WORK TO COMPLETE ::
Print the listing in its entirety and exactly, leaving out images.

* Begin DATA SUPPLIED *

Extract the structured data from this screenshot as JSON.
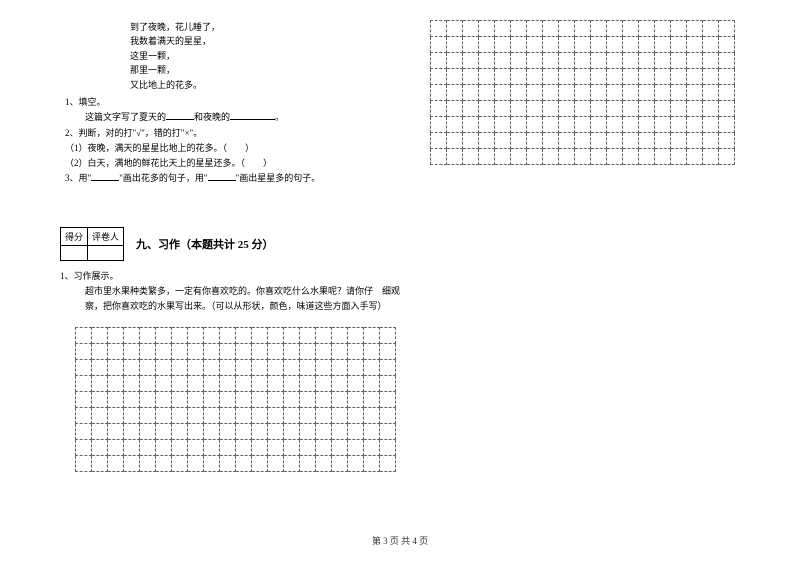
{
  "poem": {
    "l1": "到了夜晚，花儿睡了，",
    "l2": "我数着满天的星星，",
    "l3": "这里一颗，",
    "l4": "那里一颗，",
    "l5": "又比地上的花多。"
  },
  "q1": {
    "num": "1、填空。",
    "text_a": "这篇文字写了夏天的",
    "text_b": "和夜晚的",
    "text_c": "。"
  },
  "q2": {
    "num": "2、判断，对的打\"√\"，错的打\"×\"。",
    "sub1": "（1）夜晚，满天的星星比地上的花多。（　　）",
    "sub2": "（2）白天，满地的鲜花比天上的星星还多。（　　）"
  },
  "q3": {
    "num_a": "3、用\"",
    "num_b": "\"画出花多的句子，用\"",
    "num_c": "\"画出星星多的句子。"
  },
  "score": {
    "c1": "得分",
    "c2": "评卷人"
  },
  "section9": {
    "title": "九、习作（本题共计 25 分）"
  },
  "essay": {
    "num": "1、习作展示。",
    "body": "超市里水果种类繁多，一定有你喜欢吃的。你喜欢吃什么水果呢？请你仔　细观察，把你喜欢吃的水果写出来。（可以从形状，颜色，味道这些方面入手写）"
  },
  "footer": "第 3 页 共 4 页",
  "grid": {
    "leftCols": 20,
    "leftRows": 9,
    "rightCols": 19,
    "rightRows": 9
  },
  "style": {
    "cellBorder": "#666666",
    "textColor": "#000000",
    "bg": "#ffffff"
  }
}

* End DATA SUPPLIED *

SOLUTION TO THIS PROBLEM ::
Extract the structured data from this screenshot as JSON.
{
  "poem": {
    "l1": "到了夜晚，花儿睡了，",
    "l2": "我数着满天的星星，",
    "l3": "这里一颗，",
    "l4": "那里一颗，",
    "l5": "又比地上的花多。"
  },
  "q1": {
    "num": "1、填空。",
    "text_a": "这篇文字写了夏天的",
    "text_b": "和夜晚的",
    "text_c": "。"
  },
  "q2": {
    "num": "2、判断，对的打\"√\"，错的打\"×\"。",
    "sub1": "（1）夜晚，满天的星星比地上的花多。（　　）",
    "sub2": "（2）白天，满地的鲜花比天上的星星还多。（　　）"
  },
  "q3": {
    "num_a": "3、用\"",
    "num_b": "\"画出花多的句子，用\"",
    "num_c": "\"画出星星多的句子。"
  },
  "score": {
    "c1": "得分",
    "c2": "评卷人"
  },
  "section9": {
    "title": "九、习作（本题共计 25 分）"
  },
  "essay": {
    "num": "1、习作展示。",
    "body": "超市里水果种类繁多，一定有你喜欢吃的。你喜欢吃什么水果呢？请你仔　细观察，把你喜欢吃的水果写出来。（可以从形状，颜色，味道这些方面入手写）"
  },
  "footer": "第 3 页 共 4 页",
  "grid": {
    "leftCols": 20,
    "leftRows": 9,
    "rightCols": 19,
    "rightRows": 9
  },
  "style": {
    "cellBorder": "#666666",
    "textColor": "#000000",
    "bg": "#ffffff"
  }
}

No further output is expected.